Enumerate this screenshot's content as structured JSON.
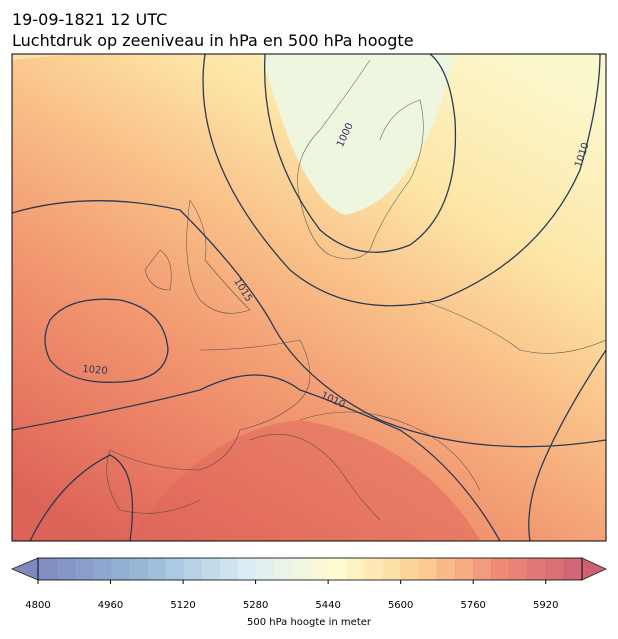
{
  "title": [
    "19-09-1821 12 UTC",
    "Luchtdruk op zeeniveau in hPa en 500 hPa hoogte"
  ],
  "contour_labels": [
    "1000",
    "1010",
    "1015",
    "1020",
    "1010"
  ],
  "colorbar": {
    "lim": [
      4800,
      6000
    ],
    "ticks": [
      4800,
      4960,
      5120,
      5280,
      5440,
      5600,
      5760,
      5920
    ],
    "label": "500 hPa hoogte in meter"
  }
}
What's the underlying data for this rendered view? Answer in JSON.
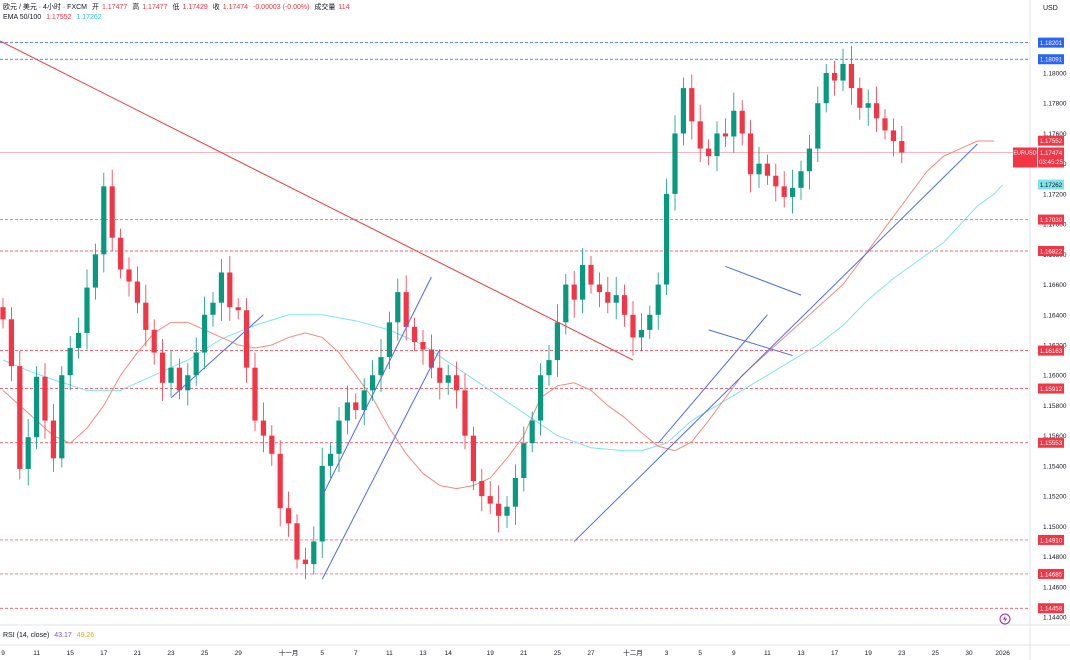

__________

WHAT TO WORK ON. Restate the whole listing above exactly, except for its images.

TASK RESPONSE.
Enumerate this screenshot's content as structured JSON.
{
  "title": [
    "19-09-1821 12 UTC",
    "Luchtdruk op zeeniveau in hPa en 500 hPa hoogte"
  ],
  "contour_labels": [
    "1000",
    "1010",
    "1015",
    "1020",
    "1010"
  ],
  "colorbar": {
    "lim": [
      4800,
      6000
    ],
    "ticks": [
      4800,
      4960,
      5120,
      5280,
      5440,
      5600,
      5760,
      5920
    ],
    "label": "500 hPa hoogte in meter"
  }
}
What's the underlying data for this rendered view? Answer in JSON.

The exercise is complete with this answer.